Uit te voeren |
A. Geef voor elke bewering aan of die klopt met het fragment over het boekje 'De Match': (i) jonkheer Luteijn bleek een werkelijk bestaande schaker te zijn; (ii) de partijtjes in het boekje zijn in poëzie genoteerd; (iii) Donner speelde een match tegen Hans Ree om het kampioenschap van Nederland. Antwoord telkens met ja of nee en citeer letterlijk de woorden uit het fragment die de doorslag geven.
B. Noem alle typeringen van Donner die het fragment over het boekje 'De Match' opsomt als doelwit van de spot.
C. Zet de tekst over het boekje 'De Match' voort na de laatste zin van het tekstfragment.

Tekstfragment |
Het boekje ging om schaakpartijen tussen grootmeester Jan Hein Donner en jonkheer Luteijn. Ik ging opzoeken wie die schaker jonkheer Luteijn was en wanneer die match gespeeld. Die bleken beide niet te bestaan.  Verzinsels. Het boekje bevat wonderbaarlijke, onmogelijke korte partijtjes, genoteerd in poëzie, met een mat als slot. Verzinsels, maar wel grappig.

De bedoeling van het boekje is eigenlijk de toen beroemde Donner een beetje te bespotten: een blaaskaak, een druktemaker, een alcoholist, iemand die zichzelf te hoog inschat. In de tijd van ontstaan van ‘De Match’ waren er matches geweest van Donner, bijv. met Hans Ree om het kampioenschap van Nederland.  Donner liet zich smalend uit over zijn tegenstander. Typisch Donner. Het was volgens mij niet echt gemeend. Zijn opvatting van humor.

Getoond materiaal |
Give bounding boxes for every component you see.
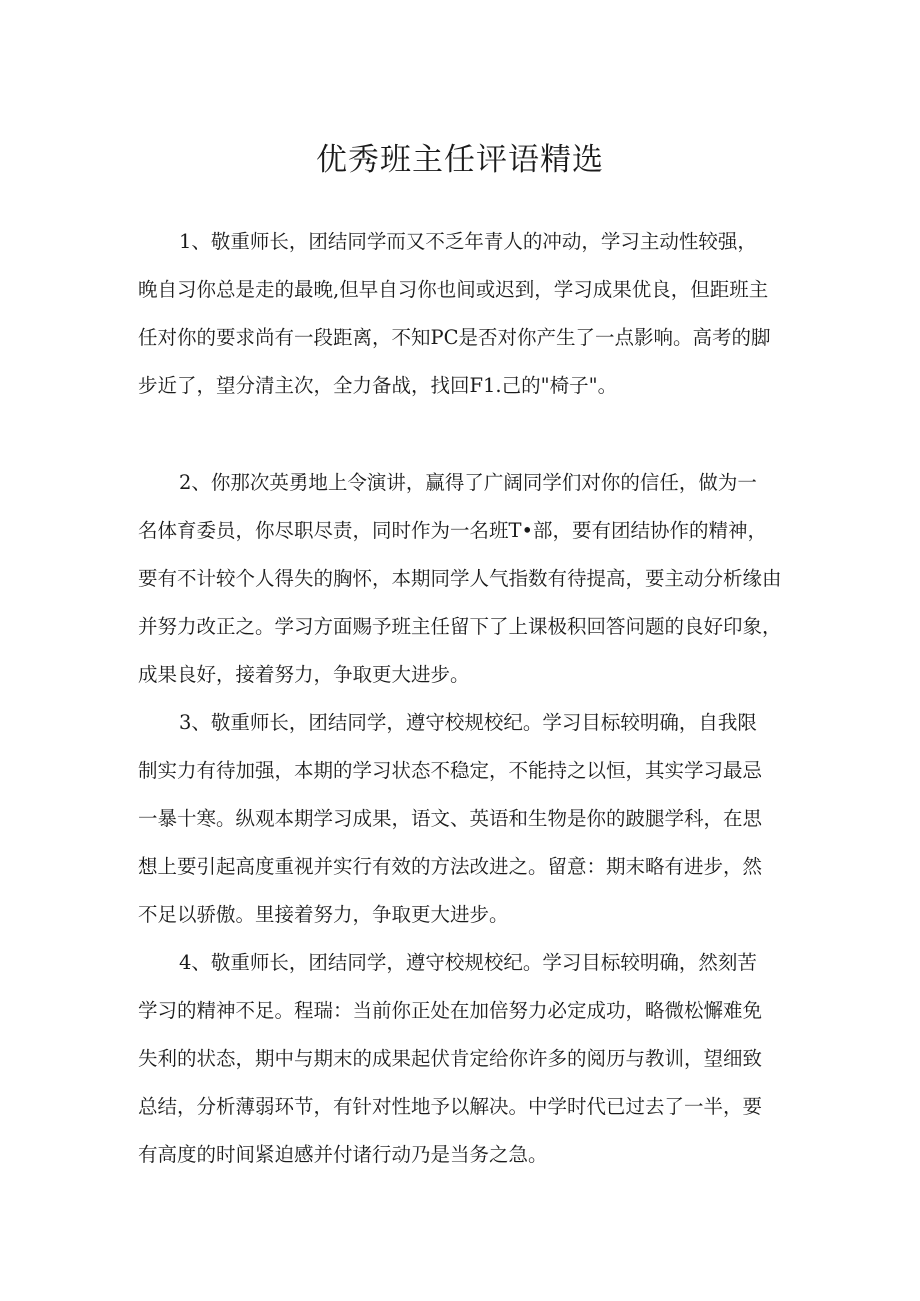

==

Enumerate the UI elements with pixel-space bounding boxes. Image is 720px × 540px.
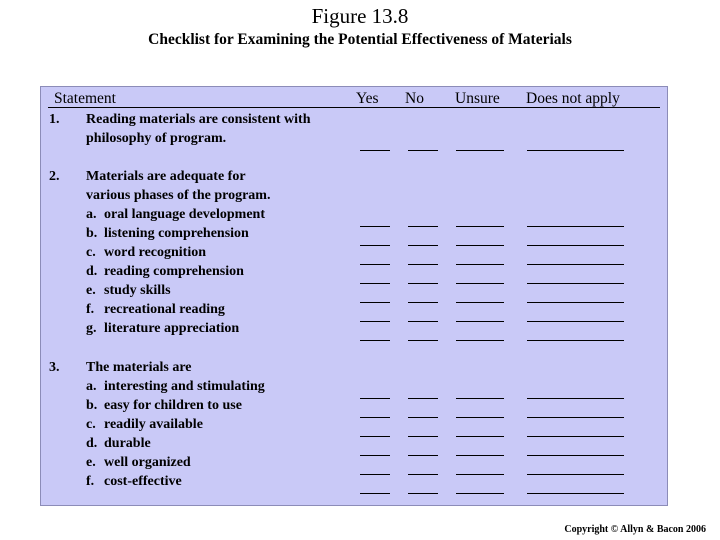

De antwoorden |
A.
(i) Nee: "Die bleken beide niet te bestaan."
(ii) Ja: "genoteerd in poëzie"
(iii) Ja: "bijv. met Hans Ree om het kampioenschap van Nederland"

B. een blaaskaak, een druktemaker, een alcoholist, iemand die zichzelf te hoog inschat

C.
Ree reageerde alert. Het trok de aandacht via de media. Ik citeer hier een en ander omdat het wel heel grappig was:

(Uit een artikel van Johan Hut   in Schaakhistotrie,  2012 )

“Wat moest Ree in zijn rubriek in de Haagse Post schrijven over het NK dat hij zelf had gewonnen?

Ree:

“’Jongen’, zegt Donner, ‘in mijn tijd heb ik dat wel vaker aan de hand gehad, en het enige dat je kan doen is uitbundig de schitterende prestatie prijzen van de nummer twee.’

Donner:

“Goed dan. Ree heeft gewonnen. In onze onderlinge partij speelde ik hem direct na de opening een gewonnen positie toe, maar hij aanvaardde de remise met een berustend ‘ik zie het niet’. Geduldig heb ik hem daarop enige winstwegen getoond. Ik zie mijn taak binnen het Nederlandse schaak als een vormende en belerende. Ree luisterde heel aandachtig, maar of hij het begrepen heeft…?”

Dat Donners fraaie stukken voor de krant weden gebundeld in het weergaloze ‘De Koning’ was in 1976 nog niet bekend bij de auteurs.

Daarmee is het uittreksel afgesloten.